**GOAL**
Every record below is to be retyped exactly.

**RECORD EXTRACTS**
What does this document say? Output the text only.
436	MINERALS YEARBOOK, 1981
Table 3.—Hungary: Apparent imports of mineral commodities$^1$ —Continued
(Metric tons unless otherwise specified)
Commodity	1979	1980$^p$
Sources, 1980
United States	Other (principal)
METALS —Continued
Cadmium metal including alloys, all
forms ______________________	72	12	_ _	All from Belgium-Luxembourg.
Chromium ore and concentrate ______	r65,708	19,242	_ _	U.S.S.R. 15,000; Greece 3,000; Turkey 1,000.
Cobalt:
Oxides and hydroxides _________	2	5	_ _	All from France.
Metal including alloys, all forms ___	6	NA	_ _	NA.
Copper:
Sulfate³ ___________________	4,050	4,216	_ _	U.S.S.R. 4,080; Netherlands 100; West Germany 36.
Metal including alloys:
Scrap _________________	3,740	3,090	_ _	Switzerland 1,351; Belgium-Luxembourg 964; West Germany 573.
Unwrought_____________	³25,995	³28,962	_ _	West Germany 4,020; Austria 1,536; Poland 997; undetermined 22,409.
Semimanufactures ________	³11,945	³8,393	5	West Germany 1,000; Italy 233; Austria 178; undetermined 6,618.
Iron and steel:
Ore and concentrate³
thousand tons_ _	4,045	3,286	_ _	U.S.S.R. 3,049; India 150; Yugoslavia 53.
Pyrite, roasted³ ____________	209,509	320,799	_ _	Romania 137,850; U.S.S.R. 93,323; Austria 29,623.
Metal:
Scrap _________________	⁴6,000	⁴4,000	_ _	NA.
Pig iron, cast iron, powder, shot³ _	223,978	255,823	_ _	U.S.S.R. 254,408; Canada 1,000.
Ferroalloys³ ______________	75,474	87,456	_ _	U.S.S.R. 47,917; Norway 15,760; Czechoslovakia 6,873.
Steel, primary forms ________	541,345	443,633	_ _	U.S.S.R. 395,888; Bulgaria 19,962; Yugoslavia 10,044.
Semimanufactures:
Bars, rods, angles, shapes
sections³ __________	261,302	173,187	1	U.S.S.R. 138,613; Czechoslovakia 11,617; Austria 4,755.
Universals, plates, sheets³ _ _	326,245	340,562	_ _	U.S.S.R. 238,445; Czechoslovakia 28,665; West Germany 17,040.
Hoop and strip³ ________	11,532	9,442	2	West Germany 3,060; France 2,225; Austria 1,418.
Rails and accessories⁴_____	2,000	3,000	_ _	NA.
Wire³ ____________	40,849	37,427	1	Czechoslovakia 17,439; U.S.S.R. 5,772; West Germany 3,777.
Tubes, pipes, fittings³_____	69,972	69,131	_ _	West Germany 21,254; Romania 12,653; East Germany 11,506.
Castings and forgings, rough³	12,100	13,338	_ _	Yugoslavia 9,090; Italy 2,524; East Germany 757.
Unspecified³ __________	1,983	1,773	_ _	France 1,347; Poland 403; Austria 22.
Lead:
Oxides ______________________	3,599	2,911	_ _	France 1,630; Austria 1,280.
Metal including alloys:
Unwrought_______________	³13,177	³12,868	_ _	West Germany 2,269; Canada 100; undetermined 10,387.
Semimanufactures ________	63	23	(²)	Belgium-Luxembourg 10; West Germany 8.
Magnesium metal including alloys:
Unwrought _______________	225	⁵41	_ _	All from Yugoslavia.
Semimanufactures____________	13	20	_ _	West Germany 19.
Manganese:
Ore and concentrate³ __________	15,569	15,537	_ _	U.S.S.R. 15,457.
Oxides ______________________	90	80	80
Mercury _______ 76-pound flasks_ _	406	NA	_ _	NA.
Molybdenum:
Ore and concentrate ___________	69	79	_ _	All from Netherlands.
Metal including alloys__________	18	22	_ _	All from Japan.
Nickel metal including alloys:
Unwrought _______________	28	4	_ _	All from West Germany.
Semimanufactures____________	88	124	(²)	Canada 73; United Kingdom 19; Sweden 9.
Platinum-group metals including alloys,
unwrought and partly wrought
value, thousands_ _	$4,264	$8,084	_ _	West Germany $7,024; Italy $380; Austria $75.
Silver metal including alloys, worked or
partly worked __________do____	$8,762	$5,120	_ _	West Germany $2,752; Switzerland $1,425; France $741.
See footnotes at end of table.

**EXERCISE OUTPUT**
What does this document say? Output the text only.
436	MINERALS YEARBOOK, 1981
Table 3.—Hungary: Apparent imports of mineral commodities$^1$ —Continued
(Metric tons unless otherwise specified)
Commodity	1979	1980$^p$
Sources, 1980
United States	Other (principal)
METALS —Continued
Cadmium metal including alloys, all
forms ______________________	72	12	_ _	All from Belgium-Luxembourg.
Chromium ore and concentrate ______	r65,708	19,242	_ _	U.S.S.R. 15,000; Greece 3,000; Turkey 1,000.
Cobalt:
Oxides and hydroxides _________	2	5	_ _	All from France.
Metal including alloys, all forms ___	6	NA	_ _	NA.
Copper:
Sulfate³ ___________________	4,050	4,216	_ _	U.S.S.R. 4,080; Netherlands 100; West Germany 36.
Metal including alloys:
Scrap _________________	3,740	3,090	_ _	Switzerland 1,351; Belgium-Luxembourg 964; West Germany 573.
Unwrought_____________	³25,995	³28,962	_ _	West Germany 4,020; Austria 1,536; Poland 997; undetermined 22,409.
Semimanufactures ________	³11,945	³8,393	5	West Germany 1,000; Italy 233; Austria 178; undetermined 6,618.
Iron and steel:
Ore and concentrate³
thousand tons_ _	4,045	3,286	_ _	U.S.S.R. 3,049; India 150; Yugoslavia 53.
Pyrite, roasted³ ____________	209,509	320,799	_ _	Romania 137,850; U.S.S.R. 93,323; Austria 29,623.
Metal:
Scrap _________________	⁴6,000	⁴4,000	_ _	NA.
Pig iron, cast iron, powder, shot³ _	223,978	255,823	_ _	U.S.S.R. 254,408; Canada 1,000.
Ferroalloys³ ______________	75,474	87,456	_ _	U.S.S.R. 47,917; Norway 15,760; Czechoslovakia 6,873.
Steel, primary forms ________	541,345	443,633	_ _	U.S.S.R. 395,888; Bulgaria 19,962; Yugoslavia 10,044.
Semimanufactures:
Bars, rods, angles, shapes
sections³ __________	261,302	173,187	1	U.S.S.R. 138,613; Czechoslovakia 11,617; Austria 4,755.
Universals, plates, sheets³ _ _	326,245	340,562	_ _	U.S.S.R. 238,445; Czechoslovakia 28,665; West Germany 17,040.
Hoop and strip³ ________	11,532	9,442	2	West Germany 3,060; France 2,225; Austria 1,418.
Rails and accessories⁴_____	2,000	3,000	_ _	NA.
Wire³ ____________	40,849	37,427	1	Czechoslovakia 17,439; U.S.S.R. 5,772; West Germany 3,777.
Tubes, pipes, fittings³_____	69,972	69,131	_ _	West Germany 21,254; Romania 12,653; East Germany 11,506.
Castings and forgings, rough³	12,100	13,338	_ _	Yugoslavia 9,090; Italy 2,524; East Germany 757.
Unspecified³ __________	1,983	1,773	_ _	France 1,347; Poland 403; Austria 22.
Lead:
Oxides ______________________	3,599	2,911	_ _	France 1,630; Austria 1,280.
Metal including alloys:
Unwrought_______________	³13,177	³12,868	_ _	West Germany 2,269; Canada 100; undetermined 10,387.
Semimanufactures ________	63	23	(²)	Belgium-Luxembourg 10; West Germany 8.
Magnesium metal including alloys:
Unwrought _______________	225	⁵41	_ _	All from Yugoslavia.
Semimanufactures____________	13	20	_ _	West Germany 19.
Manganese:
Ore and concentrate³ __________	15,569	15,537	_ _	U.S.S.R. 15,457.
Oxides ______________________	90	80	80
Mercury _______ 76-pound flasks_ _	406	NA	_ _	NA.
Molybdenum:
Ore and concentrate ___________	69	79	_ _	All from Netherlands.
Metal including alloys__________	18	22	_ _	All from Japan.
Nickel metal including alloys:
Unwrought _______________	28	4	_ _	All from West Germany.
Semimanufactures____________	88	124	(²)	Canada 73; United Kingdom 19; Sweden 9.
Platinum-group metals including alloys,
unwrought and partly wrought
value, thousands_ _	$4,264	$8,084	_ _	West Germany $7,024; Italy $380; Austria $75.
Silver metal including alloys, worked or
partly worked __________do____	$8,762	$5,120	_ _	West Germany $2,752; Switzerland $1,425; France $741.
See footnotes at end of table.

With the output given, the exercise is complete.